> **Figure collection entries**:
———
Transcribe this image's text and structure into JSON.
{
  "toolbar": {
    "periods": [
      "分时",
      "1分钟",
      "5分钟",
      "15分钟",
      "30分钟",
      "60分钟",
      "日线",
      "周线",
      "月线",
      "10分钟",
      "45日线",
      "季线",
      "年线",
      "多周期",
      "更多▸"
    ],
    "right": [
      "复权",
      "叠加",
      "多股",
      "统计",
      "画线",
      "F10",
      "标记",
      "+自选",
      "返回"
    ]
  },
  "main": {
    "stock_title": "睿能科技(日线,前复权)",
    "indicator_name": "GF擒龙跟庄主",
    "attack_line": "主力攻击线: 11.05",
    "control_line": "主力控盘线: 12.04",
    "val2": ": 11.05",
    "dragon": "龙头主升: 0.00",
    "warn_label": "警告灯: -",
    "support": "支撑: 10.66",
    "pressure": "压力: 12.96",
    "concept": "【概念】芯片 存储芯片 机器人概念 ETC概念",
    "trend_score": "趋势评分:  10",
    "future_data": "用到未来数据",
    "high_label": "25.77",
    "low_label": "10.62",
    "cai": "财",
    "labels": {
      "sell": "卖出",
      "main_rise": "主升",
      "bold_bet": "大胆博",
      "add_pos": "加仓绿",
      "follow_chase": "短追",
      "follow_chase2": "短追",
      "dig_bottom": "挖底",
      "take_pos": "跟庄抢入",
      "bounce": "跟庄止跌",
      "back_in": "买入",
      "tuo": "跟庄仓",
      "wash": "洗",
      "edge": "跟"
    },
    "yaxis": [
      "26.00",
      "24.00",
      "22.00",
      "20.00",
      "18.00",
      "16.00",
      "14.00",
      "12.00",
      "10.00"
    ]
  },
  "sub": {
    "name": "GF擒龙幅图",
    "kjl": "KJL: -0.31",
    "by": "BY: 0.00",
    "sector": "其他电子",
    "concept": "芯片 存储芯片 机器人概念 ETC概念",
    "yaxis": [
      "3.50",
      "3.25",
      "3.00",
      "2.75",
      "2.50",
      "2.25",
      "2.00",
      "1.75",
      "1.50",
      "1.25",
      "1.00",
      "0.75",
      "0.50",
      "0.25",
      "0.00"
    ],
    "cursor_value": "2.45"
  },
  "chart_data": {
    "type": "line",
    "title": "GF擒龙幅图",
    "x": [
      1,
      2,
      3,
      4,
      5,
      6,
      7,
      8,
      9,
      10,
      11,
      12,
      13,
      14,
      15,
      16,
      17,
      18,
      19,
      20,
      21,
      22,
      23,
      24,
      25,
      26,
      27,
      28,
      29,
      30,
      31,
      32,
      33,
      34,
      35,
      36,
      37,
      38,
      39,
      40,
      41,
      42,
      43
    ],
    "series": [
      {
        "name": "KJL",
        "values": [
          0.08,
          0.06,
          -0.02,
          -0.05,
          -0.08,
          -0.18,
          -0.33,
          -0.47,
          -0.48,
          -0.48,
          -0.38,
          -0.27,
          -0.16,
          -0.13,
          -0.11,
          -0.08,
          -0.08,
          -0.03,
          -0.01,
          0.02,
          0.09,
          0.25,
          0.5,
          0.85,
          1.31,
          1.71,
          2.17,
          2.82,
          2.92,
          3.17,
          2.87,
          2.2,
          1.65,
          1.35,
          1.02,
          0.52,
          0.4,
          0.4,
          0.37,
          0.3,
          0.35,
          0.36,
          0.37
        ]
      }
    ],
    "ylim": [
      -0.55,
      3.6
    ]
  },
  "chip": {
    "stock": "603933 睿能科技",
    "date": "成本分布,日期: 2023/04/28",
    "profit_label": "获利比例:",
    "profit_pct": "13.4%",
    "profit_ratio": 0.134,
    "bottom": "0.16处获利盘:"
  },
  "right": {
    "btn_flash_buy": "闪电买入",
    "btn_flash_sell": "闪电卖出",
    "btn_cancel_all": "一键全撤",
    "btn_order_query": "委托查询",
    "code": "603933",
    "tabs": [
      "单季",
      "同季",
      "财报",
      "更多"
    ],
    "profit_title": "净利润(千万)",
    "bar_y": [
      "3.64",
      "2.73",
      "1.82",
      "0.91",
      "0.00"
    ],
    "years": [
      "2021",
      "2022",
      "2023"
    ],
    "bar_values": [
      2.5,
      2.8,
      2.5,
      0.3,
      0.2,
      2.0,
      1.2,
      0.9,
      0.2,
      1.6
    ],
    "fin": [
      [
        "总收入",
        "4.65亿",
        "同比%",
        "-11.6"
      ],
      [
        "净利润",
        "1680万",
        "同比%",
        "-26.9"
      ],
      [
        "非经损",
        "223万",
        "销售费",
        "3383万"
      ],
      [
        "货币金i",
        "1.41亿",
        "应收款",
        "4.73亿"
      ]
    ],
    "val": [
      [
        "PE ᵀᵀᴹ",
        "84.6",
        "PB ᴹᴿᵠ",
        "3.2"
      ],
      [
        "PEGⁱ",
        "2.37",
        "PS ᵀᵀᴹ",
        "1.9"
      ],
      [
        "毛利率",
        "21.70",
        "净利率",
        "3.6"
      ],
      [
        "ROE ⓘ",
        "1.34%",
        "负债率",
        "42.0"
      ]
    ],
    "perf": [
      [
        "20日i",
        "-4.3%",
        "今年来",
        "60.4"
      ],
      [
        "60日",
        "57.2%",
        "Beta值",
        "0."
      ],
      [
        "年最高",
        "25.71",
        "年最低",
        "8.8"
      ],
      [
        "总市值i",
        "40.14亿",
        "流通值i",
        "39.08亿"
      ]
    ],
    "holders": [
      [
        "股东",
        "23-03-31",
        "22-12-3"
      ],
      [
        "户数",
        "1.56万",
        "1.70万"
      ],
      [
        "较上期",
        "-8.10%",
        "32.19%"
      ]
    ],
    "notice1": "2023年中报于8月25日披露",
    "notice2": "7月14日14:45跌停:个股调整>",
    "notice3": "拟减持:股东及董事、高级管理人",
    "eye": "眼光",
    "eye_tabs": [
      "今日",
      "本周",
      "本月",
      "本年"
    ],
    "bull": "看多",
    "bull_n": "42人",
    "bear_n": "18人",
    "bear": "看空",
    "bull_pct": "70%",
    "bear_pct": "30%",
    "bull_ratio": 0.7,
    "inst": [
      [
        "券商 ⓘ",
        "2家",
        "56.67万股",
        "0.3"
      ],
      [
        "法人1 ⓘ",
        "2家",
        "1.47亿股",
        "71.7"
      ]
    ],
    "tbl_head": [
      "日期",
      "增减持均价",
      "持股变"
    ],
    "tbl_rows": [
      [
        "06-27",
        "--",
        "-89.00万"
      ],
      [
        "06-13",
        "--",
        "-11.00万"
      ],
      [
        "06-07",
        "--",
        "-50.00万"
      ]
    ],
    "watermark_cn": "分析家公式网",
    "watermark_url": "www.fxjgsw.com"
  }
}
———
All of the records must be repeated exactly.

> **Full solution**:
Transcribe this image's text and structure into JSON.
{
  "toolbar": {
    "periods": [
      "分时",
      "1分钟",
      "5分钟",
      "15分钟",
      "30分钟",
      "60分钟",
      "日线",
      "周线",
      "月线",
      "10分钟",
      "45日线",
      "季线",
      "年线",
      "多周期",
      "更多▸"
    ],
    "right": [
      "复权",
      "叠加",
      "多股",
      "统计",
      "画线",
      "F10",
      "标记",
      "+自选",
      "返回"
    ]
  },
  "main": {
    "stock_title": "睿能科技(日线,前复权)",
    "indicator_name": "GF擒龙跟庄主",
    "attack_line": "主力攻击线: 11.05",
    "control_line": "主力控盘线: 12.04",
    "val2": ": 11.05",
    "dragon": "龙头主升: 0.00",
    "warn_label": "警告灯: -",
    "support": "支撑: 10.66",
    "pressure": "压力: 12.96",
    "concept": "【概念】芯片 存储芯片 机器人概念 ETC概念",
    "trend_score": "趋势评分:  10",
    "future_data": "用到未来数据",
    "high_label": "25.77",
    "low_label": "10.62",
    "cai": "财",
    "labels": {
      "sell": "卖出",
      "main_rise": "主升",
      "bold_bet": "大胆博",
      "add_pos": "加仓绿",
      "follow_chase": "短追",
      "follow_chase2": "短追",
      "dig_bottom": "挖底",
      "take_pos": "跟庄抢入",
      "bounce": "跟庄止跌",
      "back_in": "买入",
      "tuo": "跟庄仓",
      "wash": "洗",
      "edge": "跟"
    },
    "yaxis": [
      "26.00",
      "24.00",
      "22.00",
      "20.00",
      "18.00",
      "16.00",
      "14.00",
      "12.00",
      "10.00"
    ]
  },
  "sub": {
    "name": "GF擒龙幅图",
    "kjl": "KJL: -0.31",
    "by": "BY: 0.00",
    "sector": "其他电子",
    "concept": "芯片 存储芯片 机器人概念 ETC概念",
    "yaxis": [
      "3.50",
      "3.25",
      "3.00",
      "2.75",
      "2.50",
      "2.25",
      "2.00",
      "1.75",
      "1.50",
      "1.25",
      "1.00",
      "0.75",
      "0.50",
      "0.25",
      "0.00"
    ],
    "cursor_value": "2.45"
  },
  "chart_data": {
    "type": "line",
    "title": "GF擒龙幅图",
    "x": [
      1,
      2,
      3,
      4,
      5,
      6,
      7,
      8,
      9,
      10,
      11,
      12,
      13,
      14,
      15,
      16,
      17,
      18,
      19,
      20,
      21,
      22,
      23,
      24,
      25,
      26,
      27,
      28,
      29,
      30,
      31,
      32,
      33,
      34,
      35,
      36,
      37,
      38,
      39,
      40,
      41,
      42,
      43
    ],
    "series": [
      {
        "name": "KJL",
        "values": [
          0.08,
          0.06,
          -0.02,
          -0.05,
          -0.08,
          -0.18,
          -0.33,
          -0.47,
          -0.48,
          -0.48,
          -0.38,
          -0.27,
          -0.16,
          -0.13,
          -0.11,
          -0.08,
          -0.08,
          -0.03,
          -0.01,
          0.02,
          0.09,
          0.25,
          0.5,
          0.85,
          1.31,
          1.71,
          2.17,
          2.82,
          2.92,
          3.17,
          2.87,
          2.2,
          1.65,
          1.35,
          1.02,
          0.52,
          0.4,
          0.4,
          0.37,
          0.3,
          0.35,
          0.36,
          0.37
        ]
      }
    ],
    "ylim": [
      -0.55,
      3.6
    ]
  },
  "chip": {
    "stock": "603933 睿能科技",
    "date": "成本分布,日期: 2023/04/28",
    "profit_label": "获利比例:",
    "profit_pct": "13.4%",
    "profit_ratio": 0.134,
    "bottom": "0.16处获利盘:"
  },
  "right": {
    "btn_flash_buy": "闪电买入",
    "btn_flash_sell": "闪电卖出",
    "btn_cancel_all": "一键全撤",
    "btn_order_query": "委托查询",
    "code": "603933",
    "tabs": [
      "单季",
      "同季",
      "财报",
      "更多"
    ],
    "profit_title": "净利润(千万)",
    "bar_y": [
      "3.64",
      "2.73",
      "1.82",
      "0.91",
      "0.00"
    ],
    "years": [
      "2021",
      "2022",
      "2023"
    ],
    "bar_values": [
      2.5,
      2.8,
      2.5,
      0.3,
      0.2,
      2.0,
      1.2,
      0.9,
      0.2,
      1.6
    ],
    "fin": [
      [
        "总收入",
        "4.65亿",
        "同比%",
        "-11.6"
      ],
      [
        "净利润",
        "1680万",
        "同比%",
        "-26.9"
      ],
      [
        "非经损",
        "223万",
        "销售费",
        "3383万"
      ],
      [
        "货币金i",
        "1.41亿",
        "应收款",
        "4.73亿"
      ]
    ],
    "val": [
      [
        "PE ᵀᵀᴹ",
        "84.6",
        "PB ᴹᴿᵠ",
        "3.2"
      ],
      [
        "PEGⁱ",
        "2.37",
        "PS ᵀᵀᴹ",
        "1.9"
      ],
      [
        "毛利率",
        "21.70",
        "净利率",
        "3.6"
      ],
      [
        "ROE ⓘ",
        "1.34%",
        "负债率",
        "42.0"
      ]
    ],
    "perf": [
      [
        "20日i",
        "-4.3%",
        "今年来",
        "60.4"
      ],
      [
        "60日",
        "57.2%",
        "Beta值",
        "0."
      ],
      [
        "年最高",
        "25.71",
        "年最低",
        "8.8"
      ],
      [
        "总市值i",
        "40.14亿",
        "流通值i",
        "39.08亿"
      ]
    ],
    "holders": [
      [
        "股东",
        "23-03-31",
        "22-12-3"
      ],
      [
        "户数",
        "1.56万",
        "1.70万"
      ],
      [
        "较上期",
        "-8.10%",
        "32.19%"
      ]
    ],
    "notice1": "2023年中报于8月25日披露",
    "notice2": "7月14日14:45跌停:个股调整>",
    "notice3": "拟减持:股东及董事、高级管理人",
    "eye": "眼光",
    "eye_tabs": [
      "今日",
      "本周",
      "本月",
      "本年"
    ],
    "bull": "看多",
    "bull_n": "42人",
    "bear_n": "18人",
    "bear": "看空",
    "bull_pct": "70%",
    "bear_pct": "30%",
    "bull_ratio": 0.7,
    "inst": [
      [
        "券商 ⓘ",
        "2家",
        "56.67万股",
        "0.3"
      ],
      [
        "法人1 ⓘ",
        "2家",
        "1.47亿股",
        "71.7"
      ]
    ],
    "tbl_head": [
      "日期",
      "增减持均价",
      "持股变"
    ],
    "tbl_rows": [
      [
        "06-27",
        "--",
        "-89.00万"
      ],
      [
        "06-13",
        "--",
        "-11.00万"
      ],
      [
        "06-07",
        "--",
        "-50.00万"
      ]
    ],
    "watermark_cn": "分析家公式网",
    "watermark_url": "www.fxjgsw.com"
  }
}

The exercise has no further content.